__INSTRUCTION__
Every line containing the word "color" needs to be found and copied.

__Figure data in JSON__
****************************************

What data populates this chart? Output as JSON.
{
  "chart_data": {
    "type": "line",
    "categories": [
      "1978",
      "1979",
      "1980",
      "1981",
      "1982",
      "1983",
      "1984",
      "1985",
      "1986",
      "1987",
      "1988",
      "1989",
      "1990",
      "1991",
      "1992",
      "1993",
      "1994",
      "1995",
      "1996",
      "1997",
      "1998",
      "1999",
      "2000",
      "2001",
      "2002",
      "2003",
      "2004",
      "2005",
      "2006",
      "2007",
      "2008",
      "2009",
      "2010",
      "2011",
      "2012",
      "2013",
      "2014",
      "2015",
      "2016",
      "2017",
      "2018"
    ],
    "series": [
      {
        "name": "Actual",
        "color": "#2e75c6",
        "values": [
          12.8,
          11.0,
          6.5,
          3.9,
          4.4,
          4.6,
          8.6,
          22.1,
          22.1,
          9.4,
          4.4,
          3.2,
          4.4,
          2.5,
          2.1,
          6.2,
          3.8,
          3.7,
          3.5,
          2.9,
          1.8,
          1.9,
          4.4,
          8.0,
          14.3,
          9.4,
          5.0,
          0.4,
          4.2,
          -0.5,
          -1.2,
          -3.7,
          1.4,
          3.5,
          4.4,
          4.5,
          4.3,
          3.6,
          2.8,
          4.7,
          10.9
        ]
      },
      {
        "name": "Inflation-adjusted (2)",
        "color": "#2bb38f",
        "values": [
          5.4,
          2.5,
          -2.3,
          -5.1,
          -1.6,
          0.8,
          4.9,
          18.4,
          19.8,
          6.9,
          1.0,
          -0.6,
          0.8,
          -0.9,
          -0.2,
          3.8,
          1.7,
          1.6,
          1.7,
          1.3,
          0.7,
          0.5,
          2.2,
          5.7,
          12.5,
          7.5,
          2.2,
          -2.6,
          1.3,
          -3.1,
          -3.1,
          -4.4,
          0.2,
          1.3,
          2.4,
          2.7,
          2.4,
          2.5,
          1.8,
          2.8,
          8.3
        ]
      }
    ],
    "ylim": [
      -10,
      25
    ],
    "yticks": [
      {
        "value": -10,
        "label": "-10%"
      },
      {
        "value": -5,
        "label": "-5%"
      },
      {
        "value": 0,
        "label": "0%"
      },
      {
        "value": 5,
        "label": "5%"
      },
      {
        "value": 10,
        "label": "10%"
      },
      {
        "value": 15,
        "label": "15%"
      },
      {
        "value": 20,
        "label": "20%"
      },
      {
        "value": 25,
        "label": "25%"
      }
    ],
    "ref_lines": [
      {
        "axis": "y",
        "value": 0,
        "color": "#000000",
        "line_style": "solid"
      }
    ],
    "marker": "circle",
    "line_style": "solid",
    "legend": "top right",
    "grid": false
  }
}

****************************************

__FINISHED ANSWER__
        "color": "#2e75c6",
        "color": "#2bb38f",
        "color": "#000000",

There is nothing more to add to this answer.